[START Extracted data]
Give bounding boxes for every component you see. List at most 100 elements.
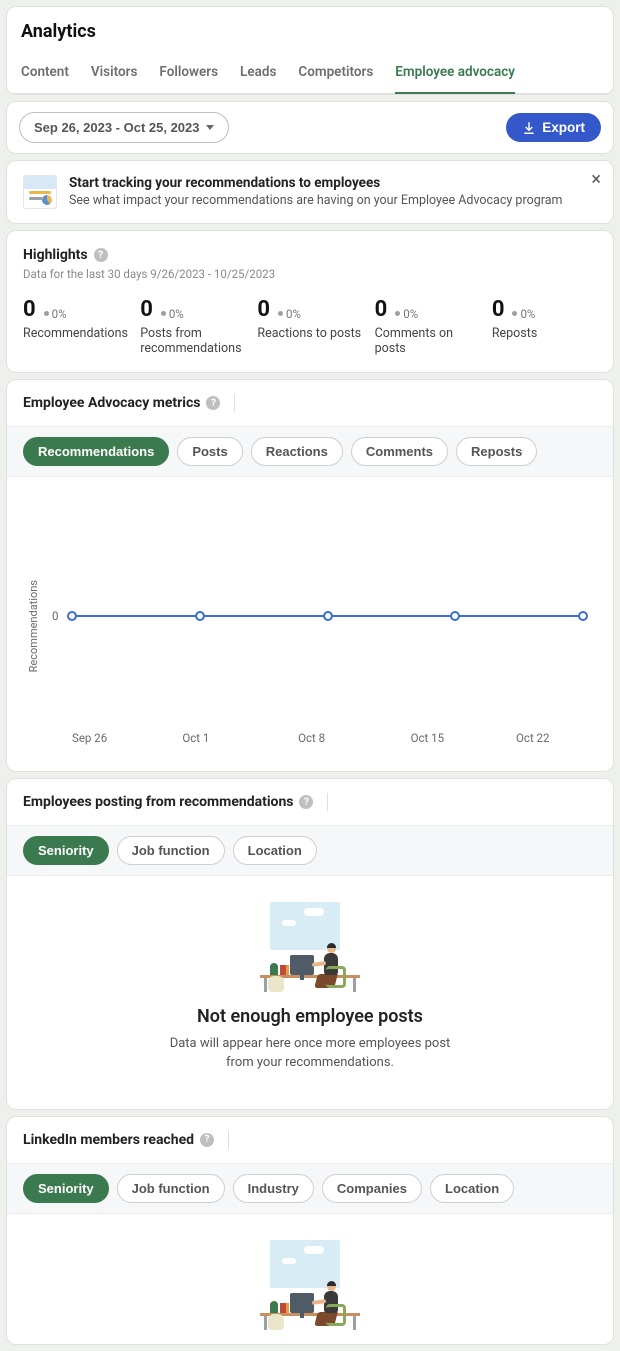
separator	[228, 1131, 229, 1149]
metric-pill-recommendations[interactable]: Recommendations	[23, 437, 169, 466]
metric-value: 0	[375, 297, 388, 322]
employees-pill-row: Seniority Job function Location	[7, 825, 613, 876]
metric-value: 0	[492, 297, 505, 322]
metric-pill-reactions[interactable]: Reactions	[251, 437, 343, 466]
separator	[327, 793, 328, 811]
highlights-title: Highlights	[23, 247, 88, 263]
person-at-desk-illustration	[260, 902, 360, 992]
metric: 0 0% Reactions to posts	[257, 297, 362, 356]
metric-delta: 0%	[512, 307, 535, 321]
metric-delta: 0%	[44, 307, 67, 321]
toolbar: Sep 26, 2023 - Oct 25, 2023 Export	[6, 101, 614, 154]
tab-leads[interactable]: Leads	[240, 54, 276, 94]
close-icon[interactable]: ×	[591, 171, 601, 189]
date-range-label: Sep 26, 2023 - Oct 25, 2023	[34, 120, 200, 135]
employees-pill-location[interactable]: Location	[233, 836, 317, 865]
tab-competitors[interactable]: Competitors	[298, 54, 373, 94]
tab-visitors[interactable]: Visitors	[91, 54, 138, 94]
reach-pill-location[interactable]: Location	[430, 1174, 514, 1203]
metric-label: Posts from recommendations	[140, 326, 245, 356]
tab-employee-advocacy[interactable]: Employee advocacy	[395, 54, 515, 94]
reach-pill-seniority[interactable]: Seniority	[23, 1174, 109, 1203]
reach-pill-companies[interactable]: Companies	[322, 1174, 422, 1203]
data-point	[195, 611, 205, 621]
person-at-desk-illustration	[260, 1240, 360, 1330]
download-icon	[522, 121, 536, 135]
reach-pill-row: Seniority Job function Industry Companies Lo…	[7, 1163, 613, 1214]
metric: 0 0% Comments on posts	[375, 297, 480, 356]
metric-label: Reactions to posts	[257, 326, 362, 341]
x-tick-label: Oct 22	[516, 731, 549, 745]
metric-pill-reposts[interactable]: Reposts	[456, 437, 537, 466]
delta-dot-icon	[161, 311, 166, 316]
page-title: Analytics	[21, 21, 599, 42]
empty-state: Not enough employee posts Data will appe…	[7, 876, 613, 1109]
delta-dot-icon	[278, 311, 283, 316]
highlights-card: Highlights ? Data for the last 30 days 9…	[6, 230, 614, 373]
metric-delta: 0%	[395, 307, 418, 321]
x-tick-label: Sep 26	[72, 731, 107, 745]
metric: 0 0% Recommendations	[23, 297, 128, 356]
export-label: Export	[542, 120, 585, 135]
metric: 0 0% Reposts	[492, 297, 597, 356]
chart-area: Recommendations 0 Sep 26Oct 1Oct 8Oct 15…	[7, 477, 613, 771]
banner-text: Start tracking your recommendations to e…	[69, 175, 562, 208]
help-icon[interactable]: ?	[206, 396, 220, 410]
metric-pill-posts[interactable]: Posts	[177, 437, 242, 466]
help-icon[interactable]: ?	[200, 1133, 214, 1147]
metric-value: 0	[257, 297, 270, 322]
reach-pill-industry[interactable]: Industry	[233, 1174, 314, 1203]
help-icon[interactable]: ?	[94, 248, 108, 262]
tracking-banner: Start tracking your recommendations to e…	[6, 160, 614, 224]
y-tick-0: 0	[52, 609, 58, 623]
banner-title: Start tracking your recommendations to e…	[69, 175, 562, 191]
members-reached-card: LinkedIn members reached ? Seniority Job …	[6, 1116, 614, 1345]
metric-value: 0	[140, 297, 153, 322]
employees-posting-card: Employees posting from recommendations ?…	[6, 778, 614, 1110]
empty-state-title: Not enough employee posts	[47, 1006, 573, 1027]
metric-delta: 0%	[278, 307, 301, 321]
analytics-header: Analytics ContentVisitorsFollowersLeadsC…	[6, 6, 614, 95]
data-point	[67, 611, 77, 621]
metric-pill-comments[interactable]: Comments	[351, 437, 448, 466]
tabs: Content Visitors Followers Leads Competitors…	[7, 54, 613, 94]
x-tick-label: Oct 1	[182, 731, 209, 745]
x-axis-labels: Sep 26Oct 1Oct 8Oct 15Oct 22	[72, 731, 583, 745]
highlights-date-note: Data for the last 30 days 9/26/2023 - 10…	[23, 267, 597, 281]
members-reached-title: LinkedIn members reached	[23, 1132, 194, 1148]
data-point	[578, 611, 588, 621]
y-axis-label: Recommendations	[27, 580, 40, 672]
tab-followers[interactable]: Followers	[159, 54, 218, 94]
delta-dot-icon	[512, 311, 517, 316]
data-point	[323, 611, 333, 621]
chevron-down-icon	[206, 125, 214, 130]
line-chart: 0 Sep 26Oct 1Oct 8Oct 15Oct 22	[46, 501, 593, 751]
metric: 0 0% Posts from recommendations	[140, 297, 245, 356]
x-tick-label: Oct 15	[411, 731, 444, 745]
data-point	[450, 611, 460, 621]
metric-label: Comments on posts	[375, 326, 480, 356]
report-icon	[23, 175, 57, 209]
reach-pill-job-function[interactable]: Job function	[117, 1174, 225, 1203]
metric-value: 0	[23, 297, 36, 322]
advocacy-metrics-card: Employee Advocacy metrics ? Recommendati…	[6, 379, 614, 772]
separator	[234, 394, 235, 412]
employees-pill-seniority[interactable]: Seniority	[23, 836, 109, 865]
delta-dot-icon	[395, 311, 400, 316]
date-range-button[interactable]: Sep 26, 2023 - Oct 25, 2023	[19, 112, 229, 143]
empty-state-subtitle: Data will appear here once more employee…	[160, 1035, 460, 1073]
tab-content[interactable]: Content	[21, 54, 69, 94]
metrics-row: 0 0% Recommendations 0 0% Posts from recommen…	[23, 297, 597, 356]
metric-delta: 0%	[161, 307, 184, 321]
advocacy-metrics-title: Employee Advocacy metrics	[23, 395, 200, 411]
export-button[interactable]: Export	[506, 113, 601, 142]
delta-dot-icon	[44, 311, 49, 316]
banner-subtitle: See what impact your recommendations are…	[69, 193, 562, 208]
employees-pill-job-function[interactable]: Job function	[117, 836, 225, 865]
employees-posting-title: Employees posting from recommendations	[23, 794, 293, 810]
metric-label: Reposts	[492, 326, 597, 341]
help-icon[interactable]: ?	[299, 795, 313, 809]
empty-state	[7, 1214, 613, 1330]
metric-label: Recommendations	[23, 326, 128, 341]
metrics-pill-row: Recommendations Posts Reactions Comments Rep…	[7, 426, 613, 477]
[END Extracted data]
[START Extracted data]
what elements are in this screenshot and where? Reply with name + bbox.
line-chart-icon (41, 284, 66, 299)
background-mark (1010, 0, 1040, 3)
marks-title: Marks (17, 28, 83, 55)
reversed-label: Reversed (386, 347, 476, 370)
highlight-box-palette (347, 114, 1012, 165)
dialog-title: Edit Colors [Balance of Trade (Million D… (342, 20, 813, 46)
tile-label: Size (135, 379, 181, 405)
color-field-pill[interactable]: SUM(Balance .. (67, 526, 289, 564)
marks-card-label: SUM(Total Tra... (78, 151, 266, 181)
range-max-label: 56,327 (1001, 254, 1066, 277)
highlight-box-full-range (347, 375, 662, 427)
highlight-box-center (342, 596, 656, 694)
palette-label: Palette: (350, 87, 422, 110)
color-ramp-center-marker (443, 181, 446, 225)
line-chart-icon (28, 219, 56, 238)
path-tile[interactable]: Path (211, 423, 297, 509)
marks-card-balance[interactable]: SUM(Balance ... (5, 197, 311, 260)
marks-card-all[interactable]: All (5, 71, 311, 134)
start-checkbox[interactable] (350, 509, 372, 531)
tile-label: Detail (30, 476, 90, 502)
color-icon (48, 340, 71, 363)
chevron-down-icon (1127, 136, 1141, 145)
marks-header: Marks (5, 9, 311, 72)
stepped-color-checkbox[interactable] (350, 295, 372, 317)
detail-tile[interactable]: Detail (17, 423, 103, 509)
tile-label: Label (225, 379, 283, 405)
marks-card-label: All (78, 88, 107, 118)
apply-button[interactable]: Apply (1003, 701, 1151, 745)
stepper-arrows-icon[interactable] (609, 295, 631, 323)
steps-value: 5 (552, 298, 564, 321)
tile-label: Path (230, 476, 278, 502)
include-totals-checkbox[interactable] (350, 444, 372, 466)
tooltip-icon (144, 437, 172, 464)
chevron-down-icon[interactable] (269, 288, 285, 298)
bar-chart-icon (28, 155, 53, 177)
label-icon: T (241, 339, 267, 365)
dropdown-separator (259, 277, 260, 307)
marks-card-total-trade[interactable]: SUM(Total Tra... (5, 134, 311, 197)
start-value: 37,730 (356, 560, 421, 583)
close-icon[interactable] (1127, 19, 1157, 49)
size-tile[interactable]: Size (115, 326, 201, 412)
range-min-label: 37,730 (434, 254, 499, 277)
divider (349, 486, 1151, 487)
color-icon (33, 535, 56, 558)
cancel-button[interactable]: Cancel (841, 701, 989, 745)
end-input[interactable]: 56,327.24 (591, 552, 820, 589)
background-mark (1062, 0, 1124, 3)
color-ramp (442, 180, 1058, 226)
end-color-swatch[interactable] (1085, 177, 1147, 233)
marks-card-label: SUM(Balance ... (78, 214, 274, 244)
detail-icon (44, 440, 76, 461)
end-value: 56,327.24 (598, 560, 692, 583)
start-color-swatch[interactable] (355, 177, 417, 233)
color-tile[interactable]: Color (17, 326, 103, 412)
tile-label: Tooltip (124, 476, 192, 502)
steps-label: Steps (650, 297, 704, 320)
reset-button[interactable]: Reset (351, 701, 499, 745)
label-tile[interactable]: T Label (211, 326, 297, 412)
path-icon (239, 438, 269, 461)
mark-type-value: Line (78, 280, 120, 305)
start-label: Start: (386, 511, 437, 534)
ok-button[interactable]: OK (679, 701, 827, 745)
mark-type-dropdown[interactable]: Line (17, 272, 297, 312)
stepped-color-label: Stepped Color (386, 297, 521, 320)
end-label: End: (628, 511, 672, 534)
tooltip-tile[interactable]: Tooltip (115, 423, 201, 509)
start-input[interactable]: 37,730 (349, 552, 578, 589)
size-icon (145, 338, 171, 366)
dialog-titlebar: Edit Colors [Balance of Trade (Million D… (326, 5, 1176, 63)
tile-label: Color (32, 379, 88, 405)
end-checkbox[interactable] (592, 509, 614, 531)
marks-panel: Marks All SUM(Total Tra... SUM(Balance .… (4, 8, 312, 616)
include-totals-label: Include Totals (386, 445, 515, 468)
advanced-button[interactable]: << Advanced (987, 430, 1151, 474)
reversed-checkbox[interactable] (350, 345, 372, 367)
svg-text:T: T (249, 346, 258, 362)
[END Extracted data]
[START Extracted data]
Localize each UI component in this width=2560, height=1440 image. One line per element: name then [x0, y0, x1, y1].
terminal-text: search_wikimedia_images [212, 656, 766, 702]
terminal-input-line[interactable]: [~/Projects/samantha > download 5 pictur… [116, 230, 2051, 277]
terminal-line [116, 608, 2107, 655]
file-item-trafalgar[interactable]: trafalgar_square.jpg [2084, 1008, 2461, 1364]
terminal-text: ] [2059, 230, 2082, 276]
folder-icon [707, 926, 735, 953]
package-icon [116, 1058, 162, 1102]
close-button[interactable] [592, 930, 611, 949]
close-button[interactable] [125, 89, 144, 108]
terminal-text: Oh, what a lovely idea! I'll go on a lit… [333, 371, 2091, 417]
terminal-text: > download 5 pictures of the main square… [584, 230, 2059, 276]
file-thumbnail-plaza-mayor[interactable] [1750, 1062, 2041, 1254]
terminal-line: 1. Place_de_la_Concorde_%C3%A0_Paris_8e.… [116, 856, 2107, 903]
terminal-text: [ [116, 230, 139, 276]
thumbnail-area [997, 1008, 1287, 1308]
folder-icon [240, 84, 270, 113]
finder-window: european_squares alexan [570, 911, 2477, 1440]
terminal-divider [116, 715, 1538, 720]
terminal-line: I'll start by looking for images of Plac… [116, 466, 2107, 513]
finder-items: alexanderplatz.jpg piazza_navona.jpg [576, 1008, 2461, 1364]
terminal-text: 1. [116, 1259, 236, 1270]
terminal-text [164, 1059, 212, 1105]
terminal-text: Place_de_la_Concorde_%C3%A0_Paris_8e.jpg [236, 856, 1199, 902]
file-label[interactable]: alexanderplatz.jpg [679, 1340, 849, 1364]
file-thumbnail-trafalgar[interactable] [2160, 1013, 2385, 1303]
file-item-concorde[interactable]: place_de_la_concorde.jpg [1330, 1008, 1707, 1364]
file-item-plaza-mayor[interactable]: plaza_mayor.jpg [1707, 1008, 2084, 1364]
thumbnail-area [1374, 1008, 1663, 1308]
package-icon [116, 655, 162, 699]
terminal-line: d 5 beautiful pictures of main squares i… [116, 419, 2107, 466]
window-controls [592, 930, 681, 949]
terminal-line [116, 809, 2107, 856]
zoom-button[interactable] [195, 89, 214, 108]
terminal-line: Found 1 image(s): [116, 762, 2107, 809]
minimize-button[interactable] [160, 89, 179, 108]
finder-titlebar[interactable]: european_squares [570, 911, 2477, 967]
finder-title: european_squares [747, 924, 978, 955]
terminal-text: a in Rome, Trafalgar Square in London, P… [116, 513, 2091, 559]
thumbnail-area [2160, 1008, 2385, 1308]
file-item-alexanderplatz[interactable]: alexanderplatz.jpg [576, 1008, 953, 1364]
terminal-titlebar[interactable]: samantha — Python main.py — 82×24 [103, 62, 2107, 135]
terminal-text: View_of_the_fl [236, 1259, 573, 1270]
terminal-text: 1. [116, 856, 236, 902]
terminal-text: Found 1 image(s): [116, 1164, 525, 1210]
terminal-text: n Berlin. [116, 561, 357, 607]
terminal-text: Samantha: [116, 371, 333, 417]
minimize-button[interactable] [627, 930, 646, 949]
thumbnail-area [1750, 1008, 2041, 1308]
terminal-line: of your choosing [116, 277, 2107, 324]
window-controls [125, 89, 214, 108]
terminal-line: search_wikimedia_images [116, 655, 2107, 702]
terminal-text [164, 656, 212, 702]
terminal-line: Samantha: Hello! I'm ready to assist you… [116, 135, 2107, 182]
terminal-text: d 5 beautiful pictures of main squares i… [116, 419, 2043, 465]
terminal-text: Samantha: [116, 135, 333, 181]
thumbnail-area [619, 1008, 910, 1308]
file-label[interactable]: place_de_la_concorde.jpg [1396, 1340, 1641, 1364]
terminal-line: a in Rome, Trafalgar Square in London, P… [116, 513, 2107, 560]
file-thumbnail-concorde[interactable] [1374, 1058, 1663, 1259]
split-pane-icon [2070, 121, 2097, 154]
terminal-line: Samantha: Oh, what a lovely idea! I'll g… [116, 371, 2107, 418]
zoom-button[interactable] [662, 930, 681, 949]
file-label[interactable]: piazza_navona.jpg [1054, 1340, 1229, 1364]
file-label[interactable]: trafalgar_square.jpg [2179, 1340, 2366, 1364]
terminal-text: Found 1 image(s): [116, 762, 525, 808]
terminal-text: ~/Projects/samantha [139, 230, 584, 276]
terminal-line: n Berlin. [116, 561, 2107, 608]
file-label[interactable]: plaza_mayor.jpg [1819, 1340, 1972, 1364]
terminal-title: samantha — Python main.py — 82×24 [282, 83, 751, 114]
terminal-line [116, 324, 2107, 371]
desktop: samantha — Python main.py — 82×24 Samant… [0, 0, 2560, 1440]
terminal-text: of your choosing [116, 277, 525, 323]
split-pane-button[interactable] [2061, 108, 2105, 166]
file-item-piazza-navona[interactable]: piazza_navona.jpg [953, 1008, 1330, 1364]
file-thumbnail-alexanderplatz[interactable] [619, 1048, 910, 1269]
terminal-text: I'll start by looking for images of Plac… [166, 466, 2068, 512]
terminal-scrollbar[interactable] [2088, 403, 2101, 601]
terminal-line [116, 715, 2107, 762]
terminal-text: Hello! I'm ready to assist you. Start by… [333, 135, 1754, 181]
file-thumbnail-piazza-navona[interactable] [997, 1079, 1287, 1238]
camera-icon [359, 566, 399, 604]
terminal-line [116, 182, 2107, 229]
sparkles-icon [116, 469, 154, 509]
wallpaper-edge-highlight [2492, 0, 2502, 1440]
[END Extracted data]
_Goal_.
Can you copy out, word for word, the lines of the listing starting with the line containing "what elements are" and going on through the line containing "marks-header: Marks (5, 9, 311, 72)", both included?

_Expected output_.
what elements are in this screenshot and where? Reply with name + bbox.
line-chart-icon (41, 284, 66, 299)
background-mark (1010, 0, 1040, 3)
marks-title: Marks (17, 28, 83, 55)
reversed-label: Reversed (386, 347, 476, 370)
highlight-box-palette (347, 114, 1012, 165)
dialog-title: Edit Colors [Balance of Trade (Million D… (342, 20, 813, 46)
tile-label: Size (135, 379, 181, 405)
color-field-pill[interactable]: SUM(Balance .. (67, 526, 289, 564)
marks-card-label: SUM(Total Tra... (78, 151, 266, 181)
range-max-label: 56,327 (1001, 254, 1066, 277)
highlight-box-full-range (347, 375, 662, 427)
highlight-box-center (342, 596, 656, 694)
palette-label: Palette: (350, 87, 422, 110)
color-ramp-center-marker (443, 181, 446, 225)
line-chart-icon (28, 219, 56, 238)
path-tile[interactable]: Path (211, 423, 297, 509)
marks-card-balance[interactable]: SUM(Balance ... (5, 197, 311, 260)
marks-card-all[interactable]: All (5, 71, 311, 134)
start-checkbox[interactable] (350, 509, 372, 531)
tile-label: Detail (30, 476, 90, 502)
color-icon (48, 340, 71, 363)
chevron-down-icon (1127, 136, 1141, 145)
marks-header: Marks (5, 9, 311, 72)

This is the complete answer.